Your task is to retype each line of the data below exactly.

(Data records)
§ §
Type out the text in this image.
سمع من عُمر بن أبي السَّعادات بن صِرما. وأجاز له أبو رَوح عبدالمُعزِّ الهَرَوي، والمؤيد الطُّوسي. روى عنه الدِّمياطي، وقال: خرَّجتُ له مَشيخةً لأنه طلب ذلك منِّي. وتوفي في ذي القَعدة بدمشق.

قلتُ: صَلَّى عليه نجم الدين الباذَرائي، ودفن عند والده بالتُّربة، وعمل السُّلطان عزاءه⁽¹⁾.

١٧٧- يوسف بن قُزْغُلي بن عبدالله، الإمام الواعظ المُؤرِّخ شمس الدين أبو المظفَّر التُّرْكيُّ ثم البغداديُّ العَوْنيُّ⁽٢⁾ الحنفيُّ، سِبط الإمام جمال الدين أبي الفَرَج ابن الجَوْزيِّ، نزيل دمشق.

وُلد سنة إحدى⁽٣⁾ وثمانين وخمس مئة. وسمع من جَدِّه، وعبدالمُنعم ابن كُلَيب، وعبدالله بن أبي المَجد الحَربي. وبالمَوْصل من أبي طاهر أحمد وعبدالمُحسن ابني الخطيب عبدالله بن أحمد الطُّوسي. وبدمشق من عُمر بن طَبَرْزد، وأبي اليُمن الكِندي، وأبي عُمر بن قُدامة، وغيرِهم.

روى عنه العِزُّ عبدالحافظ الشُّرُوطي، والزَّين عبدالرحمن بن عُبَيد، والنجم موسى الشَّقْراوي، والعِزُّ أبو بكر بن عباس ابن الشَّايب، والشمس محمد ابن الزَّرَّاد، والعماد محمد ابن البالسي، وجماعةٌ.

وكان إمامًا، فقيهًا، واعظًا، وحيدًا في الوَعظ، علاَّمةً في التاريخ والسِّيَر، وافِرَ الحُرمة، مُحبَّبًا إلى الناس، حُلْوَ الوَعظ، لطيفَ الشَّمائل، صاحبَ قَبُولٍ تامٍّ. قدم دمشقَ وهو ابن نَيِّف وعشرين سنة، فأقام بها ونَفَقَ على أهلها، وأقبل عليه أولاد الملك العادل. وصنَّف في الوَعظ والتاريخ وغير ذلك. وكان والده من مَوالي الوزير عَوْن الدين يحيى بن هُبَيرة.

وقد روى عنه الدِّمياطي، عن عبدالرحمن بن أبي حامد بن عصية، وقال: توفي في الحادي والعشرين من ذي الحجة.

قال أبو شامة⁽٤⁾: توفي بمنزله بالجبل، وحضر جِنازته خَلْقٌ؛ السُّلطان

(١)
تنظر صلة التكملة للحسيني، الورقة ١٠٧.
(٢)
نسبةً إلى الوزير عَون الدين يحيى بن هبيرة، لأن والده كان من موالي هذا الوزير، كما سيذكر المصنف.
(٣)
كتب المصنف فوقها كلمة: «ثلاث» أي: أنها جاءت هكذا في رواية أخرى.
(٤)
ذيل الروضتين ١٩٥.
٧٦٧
§ §
- **PROBLEM SOLUTION**
Type out the text in this image.
سمع من عُمر بن أبي السَّعادات بن صِرما. وأجاز له أبو رَوح عبدالمُعزِّ الهَرَوي، والمؤيد الطُّوسي. روى عنه الدِّمياطي، وقال: خرَّجتُ له مَشيخةً لأنه طلب ذلك منِّي. وتوفي في ذي القَعدة بدمشق.

قلتُ: صَلَّى عليه نجم الدين الباذَرائي، ودفن عند والده بالتُّربة، وعمل السُّلطان عزاءه⁽¹⁾.

١٧٧- يوسف بن قُزْغُلي بن عبدالله، الإمام الواعظ المُؤرِّخ شمس الدين أبو المظفَّر التُّرْكيُّ ثم البغداديُّ العَوْنيُّ⁽٢⁾ الحنفيُّ، سِبط الإمام جمال الدين أبي الفَرَج ابن الجَوْزيِّ، نزيل دمشق.

وُلد سنة إحدى⁽٣⁾ وثمانين وخمس مئة. وسمع من جَدِّه، وعبدالمُنعم ابن كُلَيب، وعبدالله بن أبي المَجد الحَربي. وبالمَوْصل من أبي طاهر أحمد وعبدالمُحسن ابني الخطيب عبدالله بن أحمد الطُّوسي. وبدمشق من عُمر بن طَبَرْزد، وأبي اليُمن الكِندي، وأبي عُمر بن قُدامة، وغيرِهم.

روى عنه العِزُّ عبدالحافظ الشُّرُوطي، والزَّين عبدالرحمن بن عُبَيد، والنجم موسى الشَّقْراوي، والعِزُّ أبو بكر بن عباس ابن الشَّايب، والشمس محمد ابن الزَّرَّاد، والعماد محمد ابن البالسي، وجماعةٌ.

وكان إمامًا، فقيهًا، واعظًا، وحيدًا في الوَعظ، علاَّمةً في التاريخ والسِّيَر، وافِرَ الحُرمة، مُحبَّبًا إلى الناس، حُلْوَ الوَعظ، لطيفَ الشَّمائل، صاحبَ قَبُولٍ تامٍّ. قدم دمشقَ وهو ابن نَيِّف وعشرين سنة، فأقام بها ونَفَقَ على أهلها، وأقبل عليه أولاد الملك العادل. وصنَّف في الوَعظ والتاريخ وغير ذلك. وكان والده من مَوالي الوزير عَوْن الدين يحيى بن هُبَيرة.

وقد روى عنه الدِّمياطي، عن عبدالرحمن بن أبي حامد بن عصية، وقال: توفي في الحادي والعشرين من ذي الحجة.

قال أبو شامة⁽٤⁾: توفي بمنزله بالجبل، وحضر جِنازته خَلْقٌ؛ السُّلطان

(١)
تنظر صلة التكملة للحسيني، الورقة ١٠٧.
(٢)
نسبةً إلى الوزير عَون الدين يحيى بن هبيرة، لأن والده كان من موالي هذا الوزير، كما سيذكر المصنف.
(٣)
كتب المصنف فوقها كلمة: «ثلاث» أي: أنها جاءت هكذا في رواية أخرى.
(٤)
ذيل الروضتين ١٩٥.
٧٦٧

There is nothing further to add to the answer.